* _Given request_:
Every record must be repeated exactly, with no omission.

____

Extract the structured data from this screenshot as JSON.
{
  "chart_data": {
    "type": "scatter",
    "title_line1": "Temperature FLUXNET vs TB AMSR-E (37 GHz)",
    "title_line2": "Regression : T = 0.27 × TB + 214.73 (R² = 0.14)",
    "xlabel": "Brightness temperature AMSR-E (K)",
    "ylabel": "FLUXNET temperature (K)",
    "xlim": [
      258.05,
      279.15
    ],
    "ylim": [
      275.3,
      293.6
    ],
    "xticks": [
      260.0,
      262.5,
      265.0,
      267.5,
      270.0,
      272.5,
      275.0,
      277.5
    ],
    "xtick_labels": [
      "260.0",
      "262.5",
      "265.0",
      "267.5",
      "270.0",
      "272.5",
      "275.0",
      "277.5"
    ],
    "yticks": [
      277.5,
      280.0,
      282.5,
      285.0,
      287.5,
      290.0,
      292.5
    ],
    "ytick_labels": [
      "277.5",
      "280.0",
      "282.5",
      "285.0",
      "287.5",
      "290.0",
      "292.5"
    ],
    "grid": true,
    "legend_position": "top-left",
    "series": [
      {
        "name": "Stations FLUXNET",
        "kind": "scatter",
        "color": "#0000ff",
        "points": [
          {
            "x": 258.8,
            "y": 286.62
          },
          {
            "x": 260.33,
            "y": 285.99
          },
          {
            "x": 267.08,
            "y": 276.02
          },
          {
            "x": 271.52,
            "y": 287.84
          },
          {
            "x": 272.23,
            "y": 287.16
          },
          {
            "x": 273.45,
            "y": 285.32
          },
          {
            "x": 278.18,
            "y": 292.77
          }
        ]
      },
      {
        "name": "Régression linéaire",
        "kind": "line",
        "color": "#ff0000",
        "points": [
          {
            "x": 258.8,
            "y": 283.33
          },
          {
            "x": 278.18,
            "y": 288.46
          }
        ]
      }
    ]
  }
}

____

* _Written response_:
Extract the structured data from this screenshot as JSON.
{
  "chart_data": {
    "type": "scatter",
    "title_line1": "Temperature FLUXNET vs TB AMSR-E (37 GHz)",
    "title_line2": "Regression : T = 0.27 × TB + 214.73 (R² = 0.14)",
    "xlabel": "Brightness temperature AMSR-E (K)",
    "ylabel": "FLUXNET temperature (K)",
    "xlim": [
      258.05,
      279.15
    ],
    "ylim": [
      275.3,
      293.6
    ],
    "xticks": [
      260.0,
      262.5,
      265.0,
      267.5,
      270.0,
      272.5,
      275.0,
      277.5
    ],
    "xtick_labels": [
      "260.0",
      "262.5",
      "265.0",
      "267.5",
      "270.0",
      "272.5",
      "275.0",
      "277.5"
    ],
    "yticks": [
      277.5,
      280.0,
      282.5,
      285.0,
      287.5,
      290.0,
      292.5
    ],
    "ytick_labels": [
      "277.5",
      "280.0",
      "282.5",
      "285.0",
      "287.5",
      "290.0",
      "292.5"
    ],
    "grid": true,
    "legend_position": "top-left",
    "series": [
      {
        "name": "Stations FLUXNET",
        "kind": "scatter",
        "color": "#0000ff",
        "points": [
          {
            "x": 258.8,
            "y": 286.62
          },
          {
            "x": 260.33,
            "y": 285.99
          },
          {
            "x": 267.08,
            "y": 276.02
          },
          {
            "x": 271.52,
            "y": 287.84
          },
          {
            "x": 272.23,
            "y": 287.16
          },
          {
            "x": 273.45,
            "y": 285.32
          },
          {
            "x": 278.18,
            "y": 292.77
          }
        ]
      },
      {
        "name": "Régression linéaire",
        "kind": "line",
        "color": "#ff0000",
        "points": [
          {
            "x": 258.8,
            "y": 283.33
          },
          {
            "x": 278.18,
            "y": 288.46
          }
        ]
      }
    ]
  }
}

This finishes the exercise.